Given entries>
[start]

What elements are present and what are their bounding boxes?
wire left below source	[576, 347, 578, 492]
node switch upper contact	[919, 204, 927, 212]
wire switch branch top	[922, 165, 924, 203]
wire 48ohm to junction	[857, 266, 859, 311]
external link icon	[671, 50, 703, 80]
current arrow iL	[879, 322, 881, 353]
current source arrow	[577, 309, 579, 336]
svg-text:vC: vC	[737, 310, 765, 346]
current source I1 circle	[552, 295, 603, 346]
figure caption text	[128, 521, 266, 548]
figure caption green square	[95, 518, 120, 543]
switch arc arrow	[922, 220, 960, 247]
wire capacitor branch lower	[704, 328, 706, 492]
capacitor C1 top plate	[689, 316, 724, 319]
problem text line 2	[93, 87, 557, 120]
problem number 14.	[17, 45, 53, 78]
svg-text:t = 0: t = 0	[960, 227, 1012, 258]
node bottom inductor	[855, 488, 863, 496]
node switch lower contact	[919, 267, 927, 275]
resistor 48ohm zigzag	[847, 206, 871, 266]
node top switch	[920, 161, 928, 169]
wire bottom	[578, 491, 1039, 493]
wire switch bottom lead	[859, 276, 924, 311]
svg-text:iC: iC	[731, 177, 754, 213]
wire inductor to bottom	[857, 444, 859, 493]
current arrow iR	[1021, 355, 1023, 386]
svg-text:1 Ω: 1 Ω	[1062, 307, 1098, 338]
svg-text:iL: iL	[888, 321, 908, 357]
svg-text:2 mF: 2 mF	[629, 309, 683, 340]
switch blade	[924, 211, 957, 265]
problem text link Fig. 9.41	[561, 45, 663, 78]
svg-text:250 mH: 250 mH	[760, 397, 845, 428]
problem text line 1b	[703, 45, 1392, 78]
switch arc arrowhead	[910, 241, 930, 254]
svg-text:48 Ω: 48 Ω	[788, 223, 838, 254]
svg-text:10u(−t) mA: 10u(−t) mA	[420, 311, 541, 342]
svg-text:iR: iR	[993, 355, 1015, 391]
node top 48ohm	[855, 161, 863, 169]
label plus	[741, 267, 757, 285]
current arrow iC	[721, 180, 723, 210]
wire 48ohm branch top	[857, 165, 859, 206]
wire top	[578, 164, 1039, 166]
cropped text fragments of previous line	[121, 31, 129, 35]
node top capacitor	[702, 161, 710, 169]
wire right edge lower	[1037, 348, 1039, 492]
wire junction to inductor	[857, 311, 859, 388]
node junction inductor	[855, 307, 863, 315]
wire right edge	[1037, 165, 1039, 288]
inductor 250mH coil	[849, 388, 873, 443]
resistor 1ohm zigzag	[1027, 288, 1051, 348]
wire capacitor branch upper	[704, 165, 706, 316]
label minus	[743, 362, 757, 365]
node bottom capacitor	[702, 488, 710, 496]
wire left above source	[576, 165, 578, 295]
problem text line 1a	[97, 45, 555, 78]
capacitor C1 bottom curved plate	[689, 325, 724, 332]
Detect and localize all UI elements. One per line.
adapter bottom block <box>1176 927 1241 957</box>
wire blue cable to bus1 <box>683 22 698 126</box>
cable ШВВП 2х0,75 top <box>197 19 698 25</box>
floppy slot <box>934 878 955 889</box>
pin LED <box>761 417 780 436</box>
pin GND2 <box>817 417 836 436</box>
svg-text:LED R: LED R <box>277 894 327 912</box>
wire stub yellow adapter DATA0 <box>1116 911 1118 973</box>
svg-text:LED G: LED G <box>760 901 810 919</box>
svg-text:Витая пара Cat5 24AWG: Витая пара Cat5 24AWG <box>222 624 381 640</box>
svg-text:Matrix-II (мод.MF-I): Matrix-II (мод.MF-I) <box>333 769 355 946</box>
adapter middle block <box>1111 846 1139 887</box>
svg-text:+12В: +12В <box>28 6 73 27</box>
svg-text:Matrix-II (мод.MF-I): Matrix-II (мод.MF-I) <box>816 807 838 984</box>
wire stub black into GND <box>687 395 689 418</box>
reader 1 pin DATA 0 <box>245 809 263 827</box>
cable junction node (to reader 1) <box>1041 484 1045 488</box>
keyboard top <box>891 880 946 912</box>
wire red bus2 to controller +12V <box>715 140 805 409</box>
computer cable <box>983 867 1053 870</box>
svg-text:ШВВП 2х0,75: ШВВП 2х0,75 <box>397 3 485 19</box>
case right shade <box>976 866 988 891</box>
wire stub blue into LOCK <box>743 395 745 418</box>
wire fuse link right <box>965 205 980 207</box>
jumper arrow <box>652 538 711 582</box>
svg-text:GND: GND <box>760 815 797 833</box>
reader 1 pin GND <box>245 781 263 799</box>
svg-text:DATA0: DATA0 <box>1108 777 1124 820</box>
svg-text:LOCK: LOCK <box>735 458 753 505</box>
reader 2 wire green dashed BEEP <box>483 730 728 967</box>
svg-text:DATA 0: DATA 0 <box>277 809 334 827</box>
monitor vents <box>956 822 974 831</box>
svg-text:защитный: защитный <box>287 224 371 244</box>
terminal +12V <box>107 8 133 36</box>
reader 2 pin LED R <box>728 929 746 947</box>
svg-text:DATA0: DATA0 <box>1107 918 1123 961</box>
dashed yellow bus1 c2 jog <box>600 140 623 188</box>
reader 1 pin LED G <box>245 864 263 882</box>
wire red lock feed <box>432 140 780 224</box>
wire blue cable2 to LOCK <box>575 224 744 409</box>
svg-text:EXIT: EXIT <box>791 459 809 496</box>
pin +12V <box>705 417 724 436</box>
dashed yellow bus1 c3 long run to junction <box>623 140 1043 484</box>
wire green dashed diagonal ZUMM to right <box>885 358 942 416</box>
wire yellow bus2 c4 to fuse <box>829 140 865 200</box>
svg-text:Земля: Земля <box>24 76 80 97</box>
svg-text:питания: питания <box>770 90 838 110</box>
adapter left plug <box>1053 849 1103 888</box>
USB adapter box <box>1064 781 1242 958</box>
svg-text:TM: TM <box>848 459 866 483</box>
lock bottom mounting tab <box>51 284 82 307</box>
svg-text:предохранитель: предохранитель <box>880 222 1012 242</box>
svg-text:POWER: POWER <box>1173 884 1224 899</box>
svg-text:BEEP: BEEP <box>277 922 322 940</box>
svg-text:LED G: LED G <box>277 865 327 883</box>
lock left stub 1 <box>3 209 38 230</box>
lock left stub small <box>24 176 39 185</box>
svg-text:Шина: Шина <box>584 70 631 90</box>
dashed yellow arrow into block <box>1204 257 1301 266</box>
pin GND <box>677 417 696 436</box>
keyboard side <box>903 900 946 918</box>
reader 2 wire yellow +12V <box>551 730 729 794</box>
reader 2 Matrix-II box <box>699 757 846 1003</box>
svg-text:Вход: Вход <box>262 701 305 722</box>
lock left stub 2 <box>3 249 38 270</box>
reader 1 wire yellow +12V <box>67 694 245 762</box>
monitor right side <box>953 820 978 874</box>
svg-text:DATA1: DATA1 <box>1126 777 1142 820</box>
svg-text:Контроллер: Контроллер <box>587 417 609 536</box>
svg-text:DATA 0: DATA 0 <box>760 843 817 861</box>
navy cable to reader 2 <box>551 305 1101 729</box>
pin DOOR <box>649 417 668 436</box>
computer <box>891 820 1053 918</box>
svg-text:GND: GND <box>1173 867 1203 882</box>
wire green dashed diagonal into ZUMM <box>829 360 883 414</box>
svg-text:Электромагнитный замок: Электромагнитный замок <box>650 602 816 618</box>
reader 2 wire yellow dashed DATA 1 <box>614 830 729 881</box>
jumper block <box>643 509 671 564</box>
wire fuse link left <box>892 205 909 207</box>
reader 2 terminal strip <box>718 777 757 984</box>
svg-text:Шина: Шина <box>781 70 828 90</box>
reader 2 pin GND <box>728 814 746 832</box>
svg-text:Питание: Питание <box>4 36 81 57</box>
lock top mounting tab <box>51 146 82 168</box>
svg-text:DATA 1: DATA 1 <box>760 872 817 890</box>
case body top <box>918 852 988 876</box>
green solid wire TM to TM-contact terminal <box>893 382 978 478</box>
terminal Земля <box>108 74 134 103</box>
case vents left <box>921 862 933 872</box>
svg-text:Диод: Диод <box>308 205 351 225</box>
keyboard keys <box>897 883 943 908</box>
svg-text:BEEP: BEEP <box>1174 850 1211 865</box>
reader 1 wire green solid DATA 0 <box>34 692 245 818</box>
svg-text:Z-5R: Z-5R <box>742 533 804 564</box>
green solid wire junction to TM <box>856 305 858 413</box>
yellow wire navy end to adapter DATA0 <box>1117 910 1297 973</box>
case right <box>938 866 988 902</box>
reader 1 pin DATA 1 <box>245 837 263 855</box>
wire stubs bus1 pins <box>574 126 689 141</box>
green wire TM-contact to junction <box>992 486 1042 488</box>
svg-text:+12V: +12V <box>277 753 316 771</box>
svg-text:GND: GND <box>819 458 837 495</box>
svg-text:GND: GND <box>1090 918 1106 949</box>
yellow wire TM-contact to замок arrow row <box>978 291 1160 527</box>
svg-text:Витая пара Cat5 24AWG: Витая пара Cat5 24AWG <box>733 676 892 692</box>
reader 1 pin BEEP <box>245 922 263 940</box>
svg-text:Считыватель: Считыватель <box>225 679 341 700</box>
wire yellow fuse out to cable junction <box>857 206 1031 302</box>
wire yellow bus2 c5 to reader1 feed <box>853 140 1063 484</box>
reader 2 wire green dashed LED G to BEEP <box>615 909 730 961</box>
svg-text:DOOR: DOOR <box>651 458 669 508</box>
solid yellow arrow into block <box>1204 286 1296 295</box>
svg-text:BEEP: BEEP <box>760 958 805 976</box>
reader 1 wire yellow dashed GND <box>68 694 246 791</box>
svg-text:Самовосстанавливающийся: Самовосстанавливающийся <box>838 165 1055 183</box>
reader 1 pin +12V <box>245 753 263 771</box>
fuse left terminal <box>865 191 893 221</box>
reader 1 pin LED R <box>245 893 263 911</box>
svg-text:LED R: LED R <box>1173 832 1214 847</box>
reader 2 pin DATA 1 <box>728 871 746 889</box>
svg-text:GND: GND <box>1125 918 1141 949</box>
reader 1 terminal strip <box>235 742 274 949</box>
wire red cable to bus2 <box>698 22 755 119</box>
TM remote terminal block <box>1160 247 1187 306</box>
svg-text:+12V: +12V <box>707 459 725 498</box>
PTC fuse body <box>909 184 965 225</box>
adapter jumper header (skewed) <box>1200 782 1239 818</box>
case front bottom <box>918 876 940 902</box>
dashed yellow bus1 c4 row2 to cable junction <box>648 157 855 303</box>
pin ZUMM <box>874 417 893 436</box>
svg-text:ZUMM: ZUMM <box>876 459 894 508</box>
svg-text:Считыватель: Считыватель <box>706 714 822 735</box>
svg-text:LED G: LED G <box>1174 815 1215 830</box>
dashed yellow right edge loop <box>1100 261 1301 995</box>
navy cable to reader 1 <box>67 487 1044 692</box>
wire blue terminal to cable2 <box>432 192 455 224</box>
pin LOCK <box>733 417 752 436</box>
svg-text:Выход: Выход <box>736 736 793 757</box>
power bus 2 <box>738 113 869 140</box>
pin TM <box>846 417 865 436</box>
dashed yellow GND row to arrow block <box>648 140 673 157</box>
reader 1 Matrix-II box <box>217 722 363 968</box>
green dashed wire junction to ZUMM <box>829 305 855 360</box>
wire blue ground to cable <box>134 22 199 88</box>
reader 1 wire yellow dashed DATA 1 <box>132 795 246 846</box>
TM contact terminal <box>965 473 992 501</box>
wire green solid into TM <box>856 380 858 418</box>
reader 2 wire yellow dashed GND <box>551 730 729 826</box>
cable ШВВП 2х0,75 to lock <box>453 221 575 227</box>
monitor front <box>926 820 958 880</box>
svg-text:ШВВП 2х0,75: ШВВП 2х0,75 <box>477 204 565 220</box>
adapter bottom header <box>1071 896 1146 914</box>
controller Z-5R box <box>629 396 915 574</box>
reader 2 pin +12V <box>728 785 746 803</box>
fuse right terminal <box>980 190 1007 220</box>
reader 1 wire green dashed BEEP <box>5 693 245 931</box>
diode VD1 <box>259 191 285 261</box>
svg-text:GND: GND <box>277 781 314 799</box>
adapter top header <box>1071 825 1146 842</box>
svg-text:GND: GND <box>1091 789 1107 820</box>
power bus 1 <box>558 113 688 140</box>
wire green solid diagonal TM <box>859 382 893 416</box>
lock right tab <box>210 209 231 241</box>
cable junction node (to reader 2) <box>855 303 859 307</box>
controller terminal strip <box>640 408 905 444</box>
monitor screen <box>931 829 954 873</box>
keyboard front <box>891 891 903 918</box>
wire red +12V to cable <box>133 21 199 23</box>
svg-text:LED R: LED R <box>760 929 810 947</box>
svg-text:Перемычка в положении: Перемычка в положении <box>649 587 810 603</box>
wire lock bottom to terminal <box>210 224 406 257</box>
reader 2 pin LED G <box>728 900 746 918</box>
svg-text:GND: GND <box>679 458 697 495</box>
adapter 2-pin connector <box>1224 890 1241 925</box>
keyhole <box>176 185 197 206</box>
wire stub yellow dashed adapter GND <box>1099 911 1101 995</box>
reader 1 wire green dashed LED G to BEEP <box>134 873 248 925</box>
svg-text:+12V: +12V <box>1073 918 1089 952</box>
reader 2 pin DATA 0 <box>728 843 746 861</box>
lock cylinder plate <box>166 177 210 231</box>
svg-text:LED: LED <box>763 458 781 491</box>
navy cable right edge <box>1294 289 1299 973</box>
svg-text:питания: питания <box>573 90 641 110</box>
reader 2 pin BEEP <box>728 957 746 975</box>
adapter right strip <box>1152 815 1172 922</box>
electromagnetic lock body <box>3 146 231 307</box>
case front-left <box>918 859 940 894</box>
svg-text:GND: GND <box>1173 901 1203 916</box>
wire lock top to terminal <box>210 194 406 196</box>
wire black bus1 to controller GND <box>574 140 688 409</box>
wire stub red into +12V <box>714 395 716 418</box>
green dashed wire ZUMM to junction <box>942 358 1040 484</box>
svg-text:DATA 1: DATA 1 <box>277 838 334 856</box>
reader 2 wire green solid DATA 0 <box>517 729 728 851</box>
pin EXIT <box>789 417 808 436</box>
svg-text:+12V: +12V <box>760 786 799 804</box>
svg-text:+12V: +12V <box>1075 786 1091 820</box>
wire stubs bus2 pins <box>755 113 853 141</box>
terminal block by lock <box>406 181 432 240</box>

[end]

Exercise instructions> Copy the records from the first line through the line containing "521, 266, 548]", both included. Replace "wire" with "conductor" and keep everything else the same.

Exercise answer>
What elements are present and what are their bounding boxes?
conductor left below source	[576, 347, 578, 492]
node switch upper contact	[919, 204, 927, 212]
conductor switch branch top	[922, 165, 924, 203]
conductor 48ohm to junction	[857, 266, 859, 311]
external link icon	[671, 50, 703, 80]
current arrow iL	[879, 322, 881, 353]
current source arrow	[577, 309, 579, 336]
svg-text:vC: vC	[737, 310, 765, 346]
current source I1 circle	[552, 295, 603, 346]
figure caption text	[128, 521, 266, 548]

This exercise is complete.